Si la mayoría de los afectados fueran las clases medias o los ricos “de antes” -los nuevos magnates son revolucionarios-, podría captarse alguna sórdida racionalidad en el asunto. Pero es en los barrios populares donde los fogonazos se llevan vidas a montones y los pobres son los que más muerden el asfalto en esta terrible carnicería

Algo se intuye si un mandatario llama a los criminales “buenandros”. Dicen que el ministro del ramo tiene formación académica al respecto, pero luce de los más afectados por el daño cerebral severo que producen las ideologías revolucionarias y escupe veneno de serpiente contra la ciudadanía y no contra el hampa, a la que trata con sorprendentes consideraciones.

Una revolución no es más que la estrategia de acumular fuerza dentro o fuera de las instituciones para derrocar el Estado de Derecho por un Estado de Delito e imponer su ideología. Para eso cuenta con la sacralización de la “teoría revolucionaria”, lo que logra que, contra toda evidencia, se considere diferentes a Chapita Trujillo y Fidel Castro. El régimen se autoriza a sí mismo para robar, secuestrar y asesinar a sus enemigos -“expropiaciones”, “juicios revolucionarios” y “ajusticiamientos”- como hicieron Stalin, Hitler o Mao.

La vía del autoritarismo plebiscitario del Siglo XXI es más complicada y mientras logra la “hegemonía” convierte la violación de las leyes en un modelo de imitación social. Se crea la idea colectiva de que los ricos son perversos por antonomasia, los “blancos” son enemigos, los políticos, sinvergüenzas (un aporte de la babosada antipolítica) los profesionales “elitescos” y los que arriendan un cuarto “es- peculan” a los que viven en él.

El padre Sosa pensaba que la democracia estaba podrida por la “anomia”. Lamentablemente en su actual silencio no analiza las consecuencias de la “moral revolucionaria”, la amoralidad máxima, porque en ella las acciones humanas se juzgan buenas o malas no en sí mismas sino en referencia a “los intereses de la revolución”, es decir, la voluntad del caudillo, demiurgo del encono social entre los ciudadanos.

Miles de horas de porquerías ideológicas, vaciedades y resentimientos por televisión, “la hora del odio” orwelliana, no podían dejar otra cosa que la guerra civil de baja intensidad. Cada discurso tóxico se lee colectivamente como una autorización para destruir “el enemigo”. Entre los derrelictos teóricos marxistoides, el criminal no es responsable de lo que hace sino “víctima de la sociedad”, incluso héroe como el pirómano, perdedor, de la UCV.

> _PROBLEMAS POR RESOLVER_:
A – Responde estas preguntas sobre el texto extraído acerca de la revolución y la criminalidad:
(i) ¿En qué lugares los fogonazos se llevan vidas a montones?
(ii) ¿Qué nombre da un mandatario a los criminales?
(iii) ¿Qué pensaba el padre Sosa sobre la democracia?
B – Prolonga el texto extraído acerca de la revolución y la criminalidad a partir de su última oración.
Los datos no tienen ningún papel en esto.

> _MATERIAL DE ESTUDIO_:
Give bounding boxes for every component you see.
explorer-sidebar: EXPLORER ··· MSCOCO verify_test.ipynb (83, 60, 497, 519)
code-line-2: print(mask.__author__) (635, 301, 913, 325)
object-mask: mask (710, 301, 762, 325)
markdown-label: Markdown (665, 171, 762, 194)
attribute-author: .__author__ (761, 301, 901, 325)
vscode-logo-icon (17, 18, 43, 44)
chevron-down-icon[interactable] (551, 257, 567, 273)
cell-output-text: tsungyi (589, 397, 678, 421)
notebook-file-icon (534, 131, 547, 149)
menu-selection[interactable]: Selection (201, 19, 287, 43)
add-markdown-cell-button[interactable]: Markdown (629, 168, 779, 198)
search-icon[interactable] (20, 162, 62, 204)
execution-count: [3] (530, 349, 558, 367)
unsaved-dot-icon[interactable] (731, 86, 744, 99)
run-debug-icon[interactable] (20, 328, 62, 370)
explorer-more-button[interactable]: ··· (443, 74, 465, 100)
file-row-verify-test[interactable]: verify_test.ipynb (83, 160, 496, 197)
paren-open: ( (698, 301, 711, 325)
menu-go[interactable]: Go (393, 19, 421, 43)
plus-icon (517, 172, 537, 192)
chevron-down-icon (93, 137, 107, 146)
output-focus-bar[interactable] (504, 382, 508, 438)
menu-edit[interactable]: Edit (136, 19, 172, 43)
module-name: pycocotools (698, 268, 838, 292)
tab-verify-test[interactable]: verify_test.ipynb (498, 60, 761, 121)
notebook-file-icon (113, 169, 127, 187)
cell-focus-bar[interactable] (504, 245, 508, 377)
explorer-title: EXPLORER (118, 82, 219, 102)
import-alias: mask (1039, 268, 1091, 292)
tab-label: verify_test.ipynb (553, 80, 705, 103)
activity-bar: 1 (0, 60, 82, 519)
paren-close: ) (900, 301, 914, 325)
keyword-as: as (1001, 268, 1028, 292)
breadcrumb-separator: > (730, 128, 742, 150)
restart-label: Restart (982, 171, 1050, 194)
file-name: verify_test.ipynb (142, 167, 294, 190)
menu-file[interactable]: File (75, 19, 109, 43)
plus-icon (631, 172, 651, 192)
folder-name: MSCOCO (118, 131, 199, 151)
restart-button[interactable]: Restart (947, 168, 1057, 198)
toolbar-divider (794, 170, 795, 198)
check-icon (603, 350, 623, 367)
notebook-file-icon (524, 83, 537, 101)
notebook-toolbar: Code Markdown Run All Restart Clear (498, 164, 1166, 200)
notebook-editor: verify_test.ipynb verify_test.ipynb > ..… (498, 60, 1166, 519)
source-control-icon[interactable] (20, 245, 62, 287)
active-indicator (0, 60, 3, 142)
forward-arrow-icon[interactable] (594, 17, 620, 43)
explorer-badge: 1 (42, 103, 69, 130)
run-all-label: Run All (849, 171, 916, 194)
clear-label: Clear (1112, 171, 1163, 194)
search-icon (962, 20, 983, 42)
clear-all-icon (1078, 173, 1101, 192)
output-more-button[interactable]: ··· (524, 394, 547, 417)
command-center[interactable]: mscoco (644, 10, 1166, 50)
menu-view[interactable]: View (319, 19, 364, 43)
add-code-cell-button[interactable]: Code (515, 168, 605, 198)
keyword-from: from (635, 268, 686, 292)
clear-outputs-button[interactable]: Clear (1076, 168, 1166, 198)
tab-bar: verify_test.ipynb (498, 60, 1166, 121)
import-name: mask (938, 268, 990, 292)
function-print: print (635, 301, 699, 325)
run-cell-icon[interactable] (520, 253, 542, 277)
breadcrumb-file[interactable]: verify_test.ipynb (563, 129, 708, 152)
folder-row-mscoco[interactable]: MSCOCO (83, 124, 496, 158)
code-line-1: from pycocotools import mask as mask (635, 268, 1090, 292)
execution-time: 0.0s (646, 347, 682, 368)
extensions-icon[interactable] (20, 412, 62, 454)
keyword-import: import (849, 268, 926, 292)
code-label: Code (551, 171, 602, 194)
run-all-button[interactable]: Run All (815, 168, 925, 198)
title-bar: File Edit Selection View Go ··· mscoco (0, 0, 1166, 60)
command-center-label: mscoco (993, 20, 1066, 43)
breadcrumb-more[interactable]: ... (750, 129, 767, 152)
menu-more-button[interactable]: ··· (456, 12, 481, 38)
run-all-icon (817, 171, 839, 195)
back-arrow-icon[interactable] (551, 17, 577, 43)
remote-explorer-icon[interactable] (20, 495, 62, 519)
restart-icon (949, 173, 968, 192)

> _RESPUESTAS POR TAREA_:
A –
(i) En los barrios populares.
(ii) Los llama "buenandros".
(iii) Pensaba que estaba podrida por la "anomia".

B –
Según Marcuse y Fanon un marginado, un delincuente, incluso un demente, eran mucho más revolucionarios que un pequeño burgués, al estar colocados “objetivamente contra la sociedad capitalista”. Los antisiquiatras pensaban que no había ninguna razón para readaptar un sicópata al mundo que había que destruir. Fanon cuestionaba la noción de delito porque el oprimido, para liberarse síquicamente, para “hacerse humano” debía asesinar un opresor.

Los terroristas árabes, los irlandeses y los serbios han usado con frecuencia los servicios del hampa para volar cafeterías en la tradición. El primer comunista alemán, el sastre Wilhelm Weitling se autoproponía para organizar el ejército de “valientes e inteligentes” criminales y decía que la revolución “debía soltar a los delincuentes y las furias del infierno en la tierra” para hacer lo que quisieran con “la burguesía”.

Otro revolucionario alemán, Karl Heinzen decía que el asesinato estaba permitido en la política. Bakunin que repudiaba a los moderados tanto como los actuales antipolíticos, creía que los únicos revolucionarios sinceros, sin fraseología, sin inducción, sin vanidad, era los delincuentes, enemigos par exellence del Estado.

Lenin habló de una alianza “campesinos obreros y soldados” y Bakunin de “obreros campesinos y delincuentes”. Los Panteras Negras y el Ejército Simbionés -más recordado por la película de Paul Schrader sobre el secuestro de Patty Hearst- contrataban asesinos y drogadictos. No hay nada que extrañar. Betancourt con sabiduría hablaba de “hampa política y hampa común”. La revolución bolivariana, la anomia máxima, ¿como integra su alianza?